■ Task statement
Gather the lines below that include the string "Silver", copying each in full.
···
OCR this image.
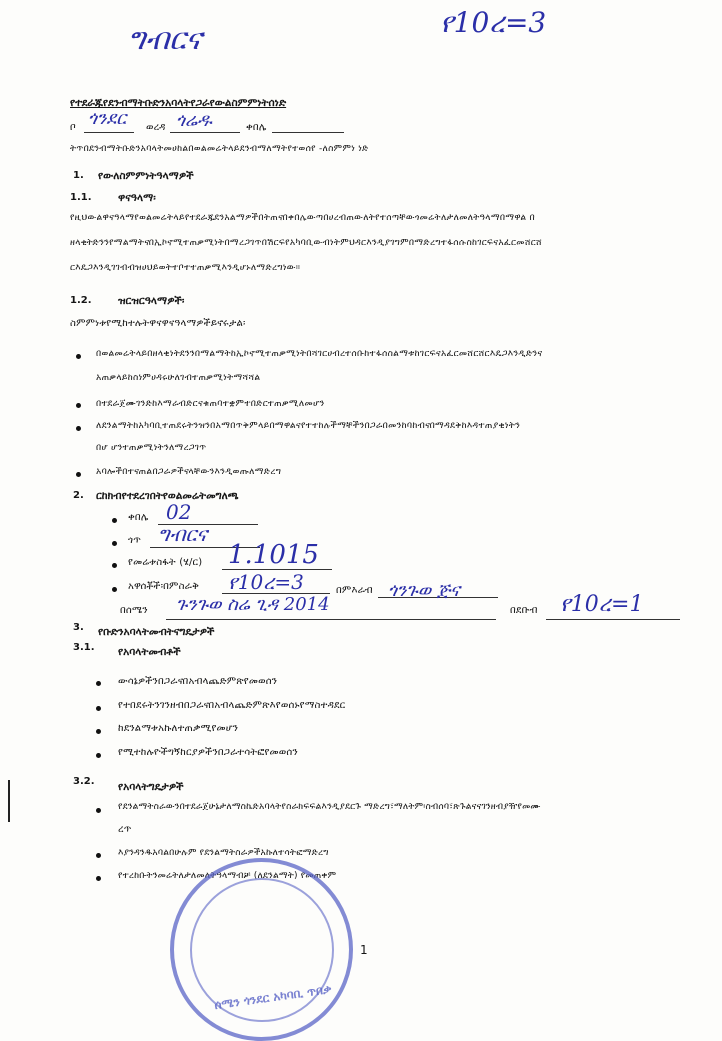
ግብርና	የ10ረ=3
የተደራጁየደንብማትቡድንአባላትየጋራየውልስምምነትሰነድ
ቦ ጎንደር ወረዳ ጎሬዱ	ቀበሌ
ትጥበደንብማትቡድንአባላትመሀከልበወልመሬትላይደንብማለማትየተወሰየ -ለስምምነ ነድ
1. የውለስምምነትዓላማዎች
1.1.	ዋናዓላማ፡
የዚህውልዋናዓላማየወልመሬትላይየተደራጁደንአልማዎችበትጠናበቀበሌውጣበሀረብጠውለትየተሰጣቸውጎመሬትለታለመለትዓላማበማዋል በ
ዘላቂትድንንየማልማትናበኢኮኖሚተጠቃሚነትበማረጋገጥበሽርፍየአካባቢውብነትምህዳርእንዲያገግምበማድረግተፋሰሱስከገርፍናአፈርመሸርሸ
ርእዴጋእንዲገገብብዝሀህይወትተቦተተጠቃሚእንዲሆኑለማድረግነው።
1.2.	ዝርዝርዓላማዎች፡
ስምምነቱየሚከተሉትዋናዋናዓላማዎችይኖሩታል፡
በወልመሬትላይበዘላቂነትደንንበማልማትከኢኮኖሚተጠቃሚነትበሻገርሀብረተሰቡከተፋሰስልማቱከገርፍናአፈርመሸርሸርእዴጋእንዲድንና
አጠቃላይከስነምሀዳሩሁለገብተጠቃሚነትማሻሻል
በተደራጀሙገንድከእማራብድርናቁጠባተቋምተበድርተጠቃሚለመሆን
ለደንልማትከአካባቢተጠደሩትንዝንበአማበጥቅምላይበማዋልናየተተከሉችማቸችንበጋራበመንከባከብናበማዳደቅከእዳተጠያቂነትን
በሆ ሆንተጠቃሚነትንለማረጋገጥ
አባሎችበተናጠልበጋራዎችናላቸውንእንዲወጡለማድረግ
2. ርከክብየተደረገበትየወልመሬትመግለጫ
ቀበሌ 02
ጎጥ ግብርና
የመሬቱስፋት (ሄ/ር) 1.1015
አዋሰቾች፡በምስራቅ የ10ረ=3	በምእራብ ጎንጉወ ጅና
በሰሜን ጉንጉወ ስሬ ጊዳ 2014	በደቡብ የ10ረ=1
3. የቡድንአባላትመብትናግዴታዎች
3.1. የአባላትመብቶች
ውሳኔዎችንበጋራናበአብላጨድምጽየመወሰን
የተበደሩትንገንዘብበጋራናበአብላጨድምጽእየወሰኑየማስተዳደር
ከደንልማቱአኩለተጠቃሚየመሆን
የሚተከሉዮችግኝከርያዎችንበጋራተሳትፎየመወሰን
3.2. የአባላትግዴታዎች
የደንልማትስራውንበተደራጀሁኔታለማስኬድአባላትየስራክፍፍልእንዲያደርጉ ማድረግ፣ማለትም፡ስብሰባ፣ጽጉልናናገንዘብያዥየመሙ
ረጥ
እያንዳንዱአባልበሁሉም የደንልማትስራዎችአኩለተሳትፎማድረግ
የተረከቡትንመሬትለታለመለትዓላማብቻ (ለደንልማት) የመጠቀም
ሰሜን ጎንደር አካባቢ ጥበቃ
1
···
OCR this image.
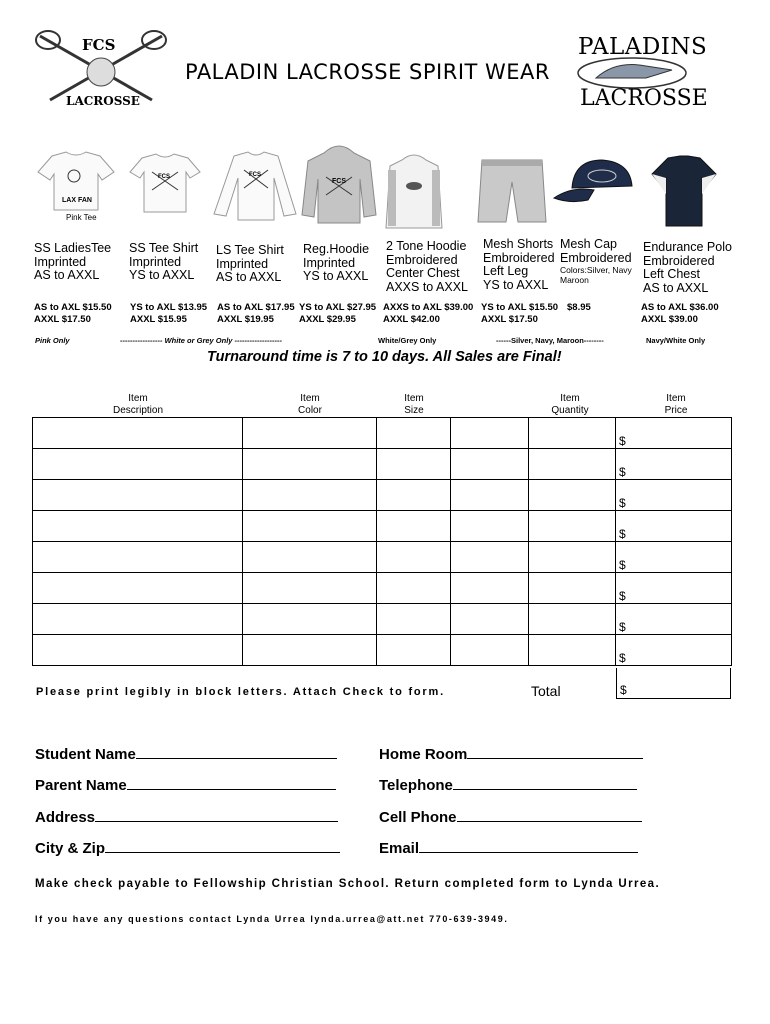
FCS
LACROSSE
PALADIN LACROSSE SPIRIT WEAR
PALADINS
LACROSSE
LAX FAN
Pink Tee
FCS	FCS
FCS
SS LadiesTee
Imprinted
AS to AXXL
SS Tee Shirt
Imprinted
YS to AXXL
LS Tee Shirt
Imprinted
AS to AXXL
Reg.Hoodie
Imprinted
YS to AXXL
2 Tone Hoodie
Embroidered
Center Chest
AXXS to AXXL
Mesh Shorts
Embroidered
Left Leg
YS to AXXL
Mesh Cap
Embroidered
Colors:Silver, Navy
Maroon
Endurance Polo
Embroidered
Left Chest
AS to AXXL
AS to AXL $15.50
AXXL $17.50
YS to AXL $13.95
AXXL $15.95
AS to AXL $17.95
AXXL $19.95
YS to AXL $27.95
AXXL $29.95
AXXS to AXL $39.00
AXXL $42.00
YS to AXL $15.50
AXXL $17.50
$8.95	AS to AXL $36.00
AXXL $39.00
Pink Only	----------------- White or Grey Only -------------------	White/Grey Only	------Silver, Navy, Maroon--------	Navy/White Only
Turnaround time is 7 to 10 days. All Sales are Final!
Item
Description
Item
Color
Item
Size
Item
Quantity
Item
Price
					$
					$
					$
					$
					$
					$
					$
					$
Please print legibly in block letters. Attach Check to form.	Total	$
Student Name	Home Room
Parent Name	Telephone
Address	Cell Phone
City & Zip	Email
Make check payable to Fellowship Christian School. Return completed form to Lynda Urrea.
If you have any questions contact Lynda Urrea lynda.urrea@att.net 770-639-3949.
···
■ Problem solution
Colors:Silver, Navy
Pink Only	----------------- White or Grey Only -------------------	White/Grey Only	------Silver, Navy, Maroon--------	Navy/White Only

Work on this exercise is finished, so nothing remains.